All lines holding the word "great" are to be copied from the records beneath.
━━━ Source information
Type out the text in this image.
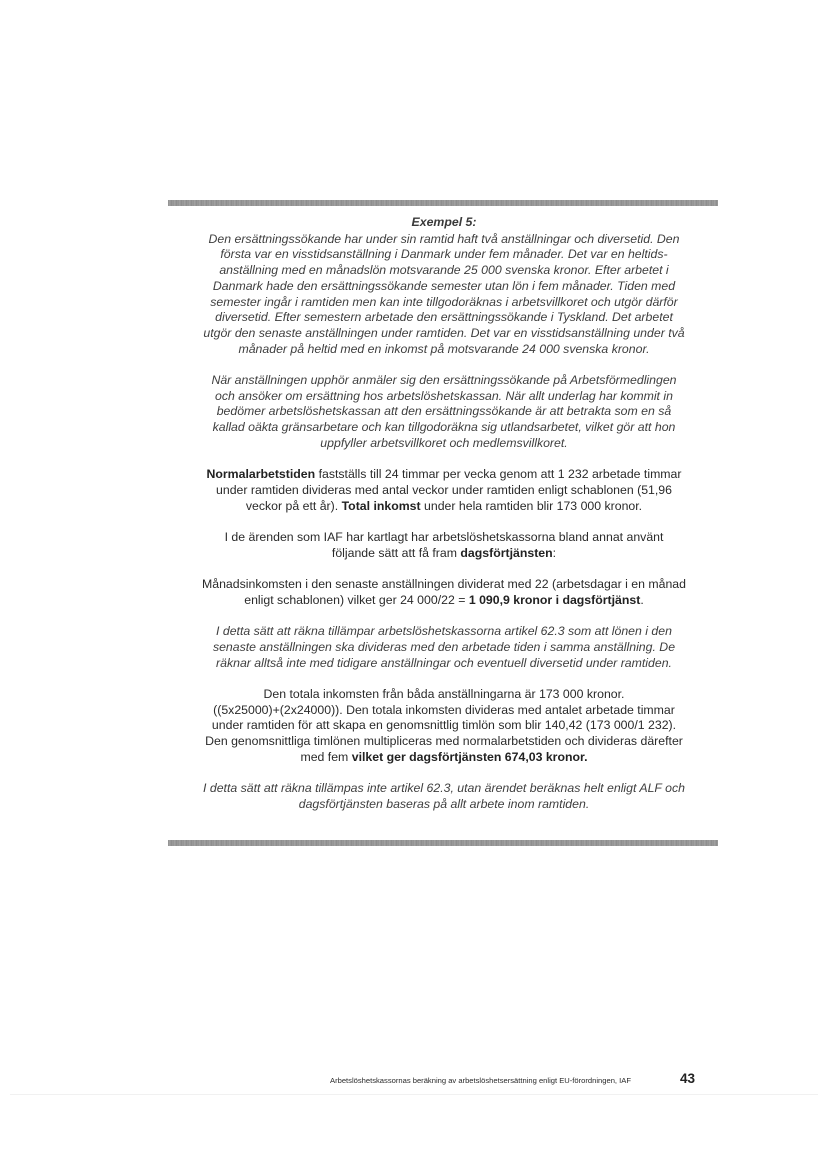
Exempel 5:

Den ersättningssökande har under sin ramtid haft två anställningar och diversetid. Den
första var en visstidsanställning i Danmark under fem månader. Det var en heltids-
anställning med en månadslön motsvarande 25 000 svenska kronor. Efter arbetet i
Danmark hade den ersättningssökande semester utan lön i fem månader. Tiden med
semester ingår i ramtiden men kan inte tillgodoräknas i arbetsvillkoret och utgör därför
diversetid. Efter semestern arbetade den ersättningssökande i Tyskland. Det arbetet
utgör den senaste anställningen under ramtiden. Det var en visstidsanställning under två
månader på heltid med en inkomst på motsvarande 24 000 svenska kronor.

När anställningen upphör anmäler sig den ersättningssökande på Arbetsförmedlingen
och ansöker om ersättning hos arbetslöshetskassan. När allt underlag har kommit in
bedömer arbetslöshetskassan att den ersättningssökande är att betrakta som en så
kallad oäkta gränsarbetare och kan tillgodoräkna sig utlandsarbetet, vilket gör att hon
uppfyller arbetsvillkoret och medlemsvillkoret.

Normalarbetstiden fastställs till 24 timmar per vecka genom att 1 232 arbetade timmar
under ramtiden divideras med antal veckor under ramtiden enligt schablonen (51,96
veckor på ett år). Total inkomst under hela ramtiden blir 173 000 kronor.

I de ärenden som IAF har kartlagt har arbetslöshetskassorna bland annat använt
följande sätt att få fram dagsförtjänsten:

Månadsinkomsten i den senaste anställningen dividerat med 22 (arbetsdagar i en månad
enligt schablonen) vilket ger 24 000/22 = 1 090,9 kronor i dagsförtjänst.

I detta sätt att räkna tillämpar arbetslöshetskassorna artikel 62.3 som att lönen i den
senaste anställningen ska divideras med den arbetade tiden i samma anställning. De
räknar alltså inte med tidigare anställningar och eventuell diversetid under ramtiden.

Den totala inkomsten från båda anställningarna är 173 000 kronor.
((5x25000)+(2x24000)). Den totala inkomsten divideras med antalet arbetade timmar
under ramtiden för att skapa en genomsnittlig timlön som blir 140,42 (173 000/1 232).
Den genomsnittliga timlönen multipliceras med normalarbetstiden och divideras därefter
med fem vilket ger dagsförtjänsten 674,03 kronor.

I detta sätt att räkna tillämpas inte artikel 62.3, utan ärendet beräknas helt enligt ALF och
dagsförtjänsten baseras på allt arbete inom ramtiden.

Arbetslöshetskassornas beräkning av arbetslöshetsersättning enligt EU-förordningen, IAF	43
━━━━━━
━━━ Source information
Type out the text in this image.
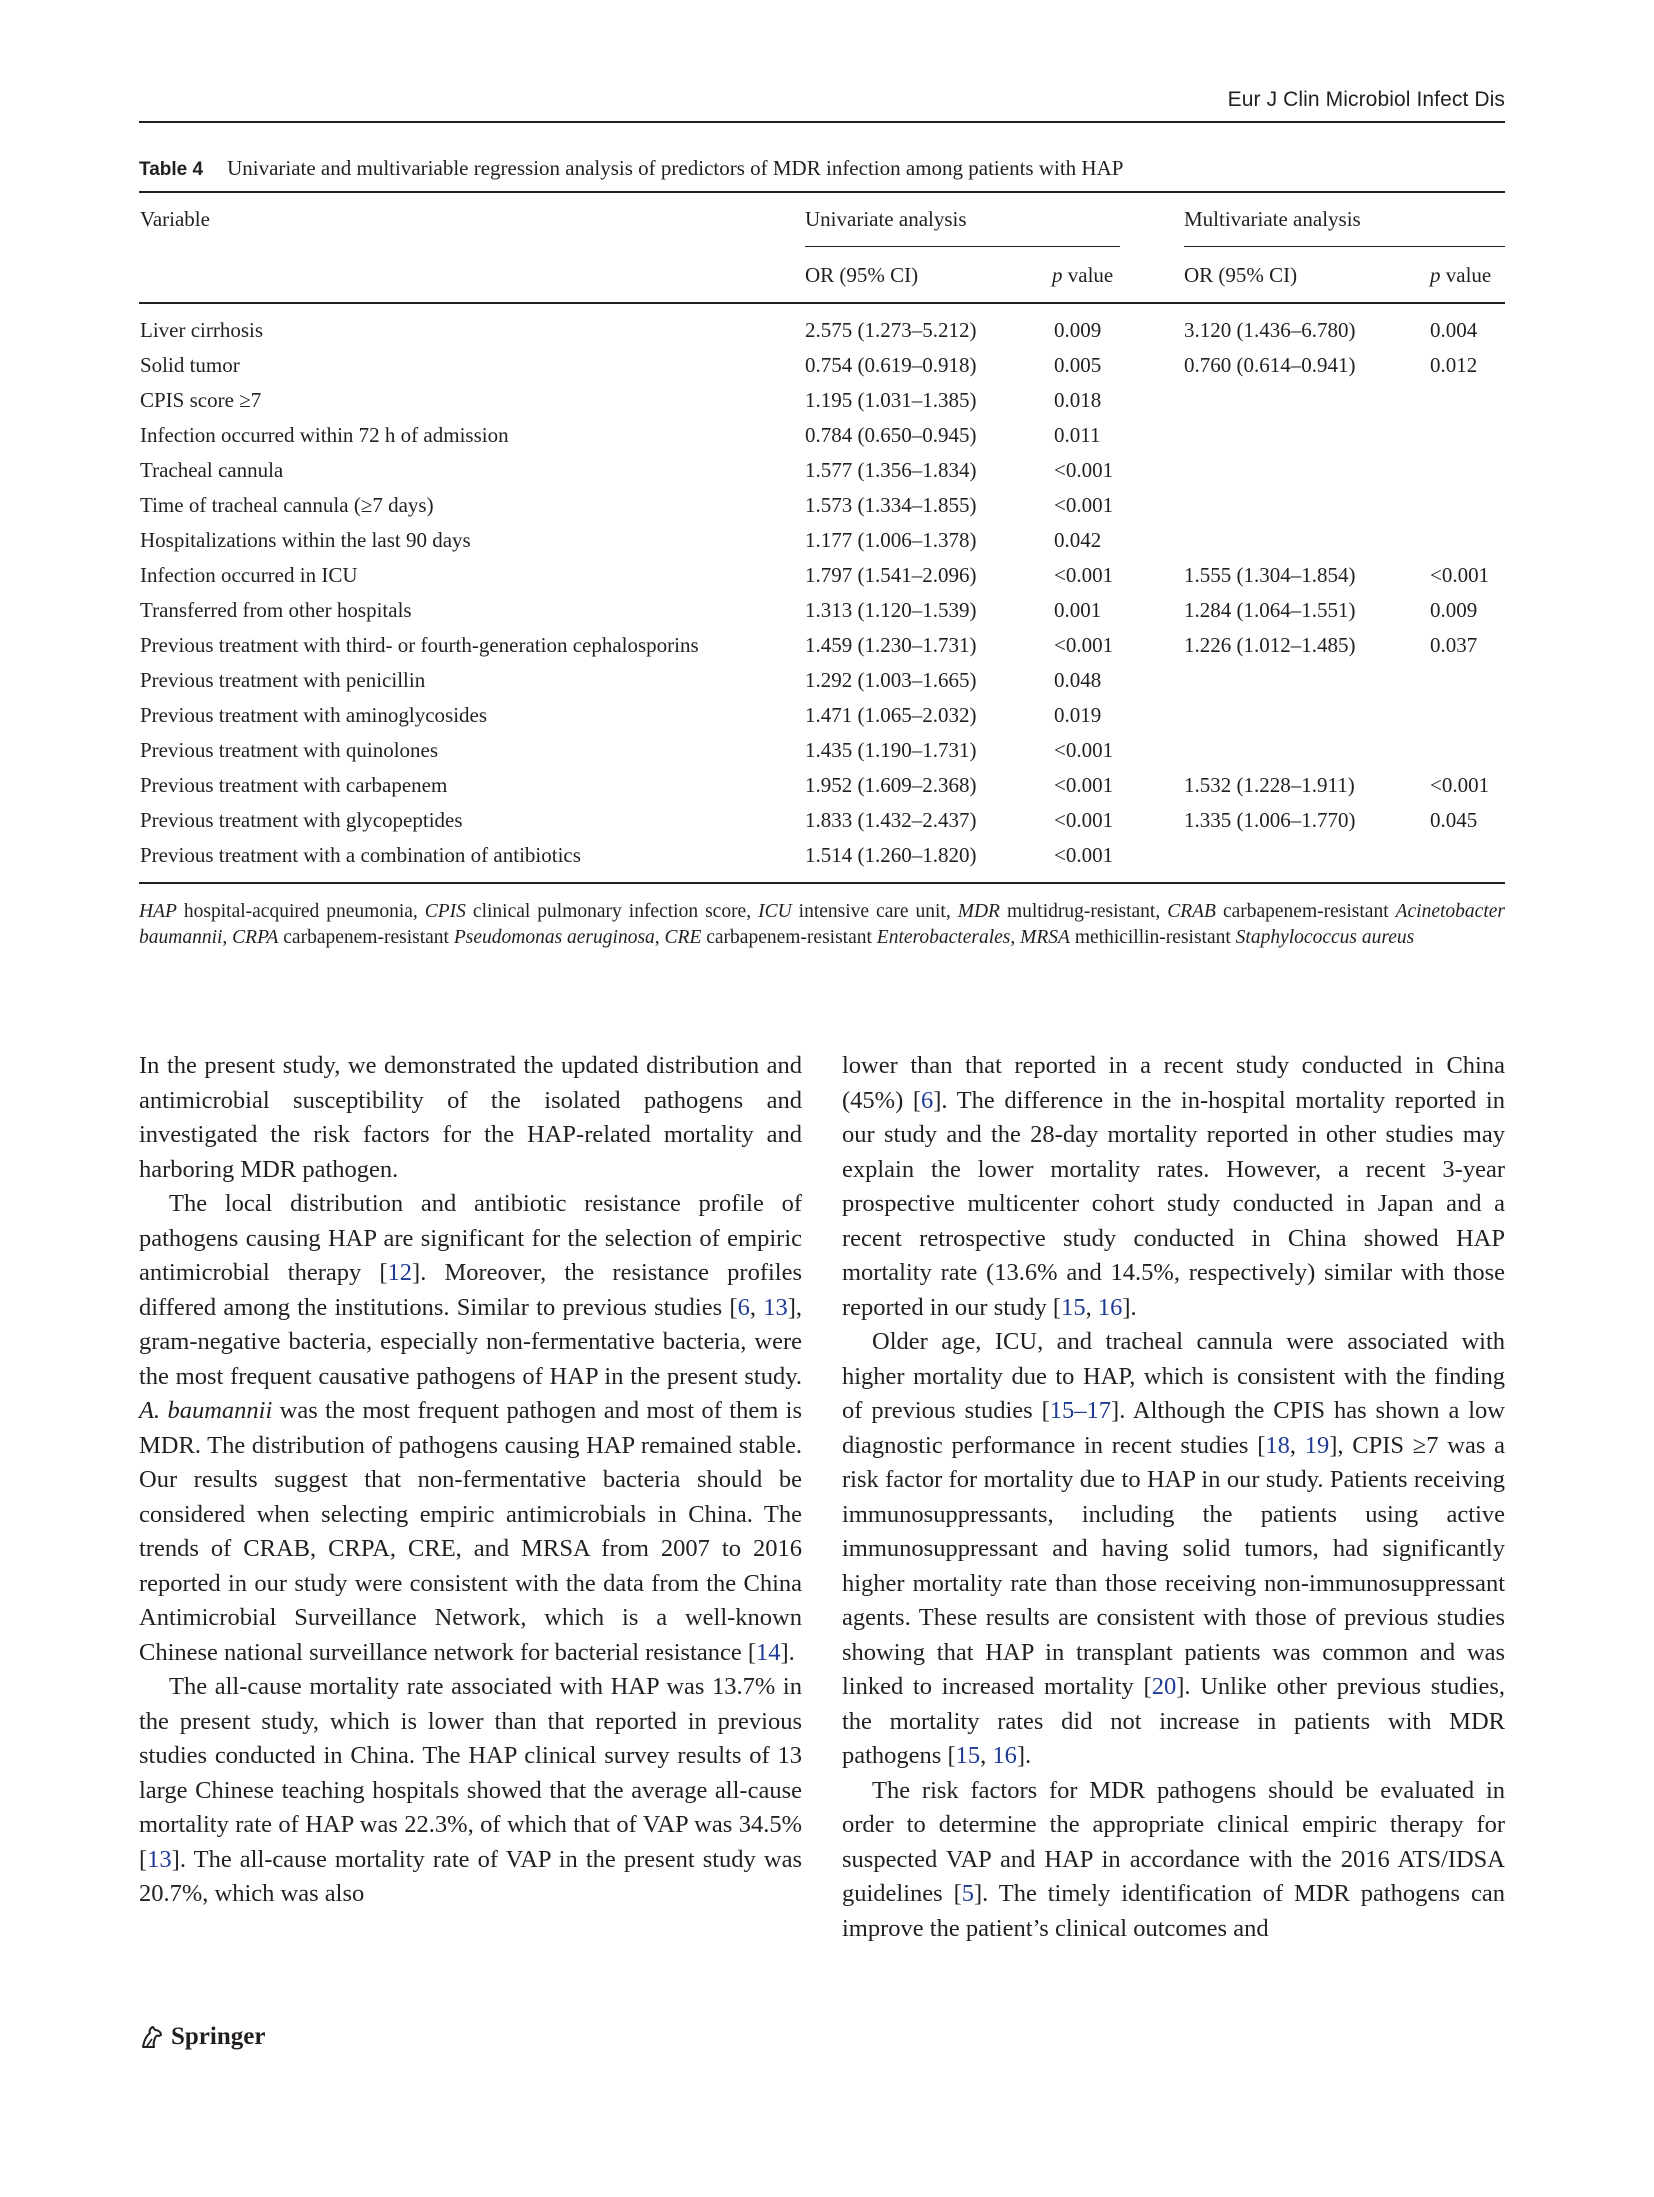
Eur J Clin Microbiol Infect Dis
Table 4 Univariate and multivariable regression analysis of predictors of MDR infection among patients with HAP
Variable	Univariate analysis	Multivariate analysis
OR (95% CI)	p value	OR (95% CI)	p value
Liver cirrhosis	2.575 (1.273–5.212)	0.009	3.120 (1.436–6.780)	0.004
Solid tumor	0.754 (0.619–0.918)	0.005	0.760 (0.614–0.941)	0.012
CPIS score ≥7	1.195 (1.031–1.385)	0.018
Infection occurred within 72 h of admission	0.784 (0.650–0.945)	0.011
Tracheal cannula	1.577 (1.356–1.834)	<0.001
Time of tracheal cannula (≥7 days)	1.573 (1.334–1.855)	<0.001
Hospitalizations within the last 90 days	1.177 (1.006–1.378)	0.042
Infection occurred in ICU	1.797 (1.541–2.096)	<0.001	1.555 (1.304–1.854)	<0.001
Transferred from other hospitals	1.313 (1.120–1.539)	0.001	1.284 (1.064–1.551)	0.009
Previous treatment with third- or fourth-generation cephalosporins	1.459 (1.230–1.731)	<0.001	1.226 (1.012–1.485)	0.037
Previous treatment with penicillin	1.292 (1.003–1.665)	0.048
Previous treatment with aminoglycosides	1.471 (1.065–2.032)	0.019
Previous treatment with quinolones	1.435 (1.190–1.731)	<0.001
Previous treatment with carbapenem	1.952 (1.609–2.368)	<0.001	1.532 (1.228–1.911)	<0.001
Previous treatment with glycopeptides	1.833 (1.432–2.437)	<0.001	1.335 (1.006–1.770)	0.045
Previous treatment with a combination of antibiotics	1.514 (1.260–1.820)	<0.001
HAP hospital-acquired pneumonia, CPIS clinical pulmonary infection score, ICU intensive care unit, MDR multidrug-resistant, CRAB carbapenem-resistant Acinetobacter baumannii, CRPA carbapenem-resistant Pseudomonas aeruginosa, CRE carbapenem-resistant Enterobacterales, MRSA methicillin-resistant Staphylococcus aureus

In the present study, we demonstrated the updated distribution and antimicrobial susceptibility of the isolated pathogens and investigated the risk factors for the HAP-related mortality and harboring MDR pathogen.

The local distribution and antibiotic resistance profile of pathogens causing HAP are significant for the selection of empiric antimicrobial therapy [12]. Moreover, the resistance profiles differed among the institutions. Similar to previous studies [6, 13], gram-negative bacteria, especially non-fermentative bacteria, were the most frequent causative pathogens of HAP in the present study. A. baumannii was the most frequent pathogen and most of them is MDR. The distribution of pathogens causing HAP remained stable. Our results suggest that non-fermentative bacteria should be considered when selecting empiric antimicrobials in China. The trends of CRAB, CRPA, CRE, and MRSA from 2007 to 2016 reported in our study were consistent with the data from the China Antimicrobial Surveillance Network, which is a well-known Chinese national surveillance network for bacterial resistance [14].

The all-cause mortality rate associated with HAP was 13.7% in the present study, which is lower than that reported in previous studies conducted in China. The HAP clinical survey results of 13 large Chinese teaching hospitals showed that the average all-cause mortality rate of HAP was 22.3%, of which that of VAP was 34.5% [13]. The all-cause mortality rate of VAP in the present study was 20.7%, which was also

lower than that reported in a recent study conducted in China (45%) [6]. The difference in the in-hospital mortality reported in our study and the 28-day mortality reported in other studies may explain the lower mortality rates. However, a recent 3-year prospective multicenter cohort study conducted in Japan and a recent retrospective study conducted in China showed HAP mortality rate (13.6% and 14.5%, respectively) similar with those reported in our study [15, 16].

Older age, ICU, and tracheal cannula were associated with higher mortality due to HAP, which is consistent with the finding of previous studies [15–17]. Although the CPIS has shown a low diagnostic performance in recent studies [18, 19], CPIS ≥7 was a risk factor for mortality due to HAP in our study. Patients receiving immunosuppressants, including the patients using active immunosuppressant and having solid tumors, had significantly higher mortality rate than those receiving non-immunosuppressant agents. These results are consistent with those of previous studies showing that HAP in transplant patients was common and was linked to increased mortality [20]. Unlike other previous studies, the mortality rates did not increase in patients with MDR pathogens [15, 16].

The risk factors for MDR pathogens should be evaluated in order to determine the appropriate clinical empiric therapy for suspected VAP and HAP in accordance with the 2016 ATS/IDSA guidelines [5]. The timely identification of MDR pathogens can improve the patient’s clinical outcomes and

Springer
━━━━━━
━━━ Source information
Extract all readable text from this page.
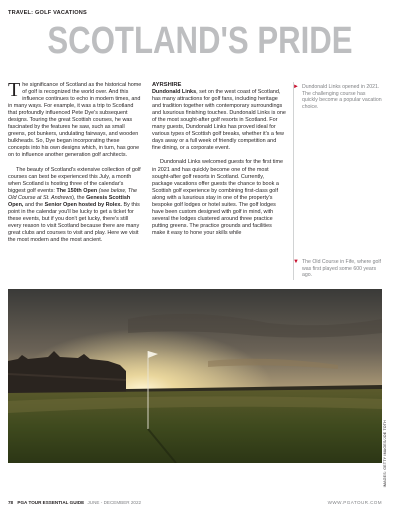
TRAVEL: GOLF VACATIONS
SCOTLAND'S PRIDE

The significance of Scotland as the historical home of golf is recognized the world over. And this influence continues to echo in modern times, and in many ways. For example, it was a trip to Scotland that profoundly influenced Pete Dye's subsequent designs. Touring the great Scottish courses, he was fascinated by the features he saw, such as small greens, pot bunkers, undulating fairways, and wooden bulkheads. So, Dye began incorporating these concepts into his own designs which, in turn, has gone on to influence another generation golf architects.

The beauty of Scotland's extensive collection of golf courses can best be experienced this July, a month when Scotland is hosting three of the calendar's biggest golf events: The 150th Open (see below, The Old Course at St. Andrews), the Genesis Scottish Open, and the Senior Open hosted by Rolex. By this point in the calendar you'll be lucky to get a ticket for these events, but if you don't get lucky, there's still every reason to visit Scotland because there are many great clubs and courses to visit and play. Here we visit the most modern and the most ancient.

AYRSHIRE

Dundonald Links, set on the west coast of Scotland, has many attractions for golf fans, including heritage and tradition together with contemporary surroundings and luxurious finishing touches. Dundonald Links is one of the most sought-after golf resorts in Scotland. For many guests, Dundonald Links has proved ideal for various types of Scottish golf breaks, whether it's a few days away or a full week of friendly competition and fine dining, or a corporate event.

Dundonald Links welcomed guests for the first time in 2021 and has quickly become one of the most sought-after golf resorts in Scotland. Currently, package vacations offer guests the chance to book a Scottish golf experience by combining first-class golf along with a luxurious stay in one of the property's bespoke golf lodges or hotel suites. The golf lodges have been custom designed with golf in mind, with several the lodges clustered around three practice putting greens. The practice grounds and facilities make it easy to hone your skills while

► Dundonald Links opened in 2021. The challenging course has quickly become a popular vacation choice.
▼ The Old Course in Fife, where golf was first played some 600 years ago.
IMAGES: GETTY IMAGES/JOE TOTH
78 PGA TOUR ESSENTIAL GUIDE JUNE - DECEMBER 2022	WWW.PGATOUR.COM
━━━━━━
#### [Exercise output]
The significance of Scotland as the historical home of golf is recognized the world over. And this influence continues to echo in modern times, and in many ways. For example, it was a trip to Scotland that profoundly influenced Pete Dye's subsequent designs. Touring the great Scottish courses, he was fascinated by the features he saw, such as small greens, pot bunkers, undulating fairways, and wooden bulkheads. So, Dye began incorporating these concepts into his own designs which, in turn, has gone on to influence another generation golf architects.
The beauty of Scotland's extensive collection of golf courses can best be experienced this July, a month when Scotland is hosting three of the calendar's biggest golf events: The 150th Open (see below, The Old Course at St. Andrews), the Genesis Scottish Open, and the Senior Open hosted by Rolex. By this point in the calendar you'll be lucky to get a ticket for these events, but if you don't get lucky, there's still every reason to visit Scotland because there are many great clubs and courses to visit and play. Here we visit the most modern and the most ancient.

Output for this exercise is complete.